• Given problem
Write out every line below that includes the word "this".

-------

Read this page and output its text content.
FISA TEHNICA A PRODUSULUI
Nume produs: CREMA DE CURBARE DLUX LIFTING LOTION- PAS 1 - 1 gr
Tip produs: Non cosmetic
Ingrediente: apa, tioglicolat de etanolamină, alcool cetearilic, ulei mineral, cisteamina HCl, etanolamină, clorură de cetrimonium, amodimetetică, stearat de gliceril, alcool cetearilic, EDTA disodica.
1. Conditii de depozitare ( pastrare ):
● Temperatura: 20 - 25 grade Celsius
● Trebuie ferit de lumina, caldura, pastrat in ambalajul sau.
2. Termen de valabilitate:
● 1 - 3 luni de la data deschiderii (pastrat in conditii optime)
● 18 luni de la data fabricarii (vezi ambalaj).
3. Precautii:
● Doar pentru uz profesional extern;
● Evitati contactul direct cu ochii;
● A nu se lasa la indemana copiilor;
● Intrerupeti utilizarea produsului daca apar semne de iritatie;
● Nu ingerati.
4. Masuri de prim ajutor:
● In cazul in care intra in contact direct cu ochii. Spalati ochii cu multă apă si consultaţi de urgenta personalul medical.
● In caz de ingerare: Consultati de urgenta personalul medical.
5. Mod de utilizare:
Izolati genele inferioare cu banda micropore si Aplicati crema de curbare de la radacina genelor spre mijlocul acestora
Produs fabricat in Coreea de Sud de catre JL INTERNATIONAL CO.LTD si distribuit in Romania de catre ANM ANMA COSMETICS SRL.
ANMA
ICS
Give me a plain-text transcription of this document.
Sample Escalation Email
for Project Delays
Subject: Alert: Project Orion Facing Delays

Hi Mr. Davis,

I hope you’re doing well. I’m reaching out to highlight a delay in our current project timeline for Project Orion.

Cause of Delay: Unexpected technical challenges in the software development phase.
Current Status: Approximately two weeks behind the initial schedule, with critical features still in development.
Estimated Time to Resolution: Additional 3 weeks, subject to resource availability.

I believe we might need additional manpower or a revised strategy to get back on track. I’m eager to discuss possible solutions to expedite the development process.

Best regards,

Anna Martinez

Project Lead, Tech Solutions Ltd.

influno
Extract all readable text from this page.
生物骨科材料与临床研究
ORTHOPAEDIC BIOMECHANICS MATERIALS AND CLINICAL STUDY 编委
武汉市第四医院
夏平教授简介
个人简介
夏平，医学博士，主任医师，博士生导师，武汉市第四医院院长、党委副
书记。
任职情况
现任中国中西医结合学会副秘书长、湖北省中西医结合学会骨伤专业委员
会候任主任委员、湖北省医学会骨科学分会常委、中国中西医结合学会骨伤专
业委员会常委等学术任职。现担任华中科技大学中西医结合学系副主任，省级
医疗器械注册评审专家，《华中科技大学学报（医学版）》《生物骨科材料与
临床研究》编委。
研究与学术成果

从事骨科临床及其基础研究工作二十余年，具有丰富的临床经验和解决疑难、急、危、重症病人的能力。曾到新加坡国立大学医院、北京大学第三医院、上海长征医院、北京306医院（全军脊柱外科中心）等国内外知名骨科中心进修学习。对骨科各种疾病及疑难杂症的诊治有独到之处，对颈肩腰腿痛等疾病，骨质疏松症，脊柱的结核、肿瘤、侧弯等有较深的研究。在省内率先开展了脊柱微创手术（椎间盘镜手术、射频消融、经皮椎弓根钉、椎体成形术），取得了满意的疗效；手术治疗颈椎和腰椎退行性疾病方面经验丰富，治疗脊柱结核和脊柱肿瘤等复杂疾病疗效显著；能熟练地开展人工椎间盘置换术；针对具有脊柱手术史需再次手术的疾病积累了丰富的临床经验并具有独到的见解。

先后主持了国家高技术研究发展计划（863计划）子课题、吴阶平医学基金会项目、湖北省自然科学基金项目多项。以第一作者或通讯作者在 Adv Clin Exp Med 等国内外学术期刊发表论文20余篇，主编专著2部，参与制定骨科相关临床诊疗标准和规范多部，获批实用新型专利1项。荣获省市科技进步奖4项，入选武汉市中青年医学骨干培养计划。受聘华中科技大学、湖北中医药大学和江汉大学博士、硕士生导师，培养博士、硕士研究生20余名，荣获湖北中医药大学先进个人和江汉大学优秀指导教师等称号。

-------

• The answer
Read this page and output its text content.
Give me a plain-text transcription of this document.
Extract all readable text from this page.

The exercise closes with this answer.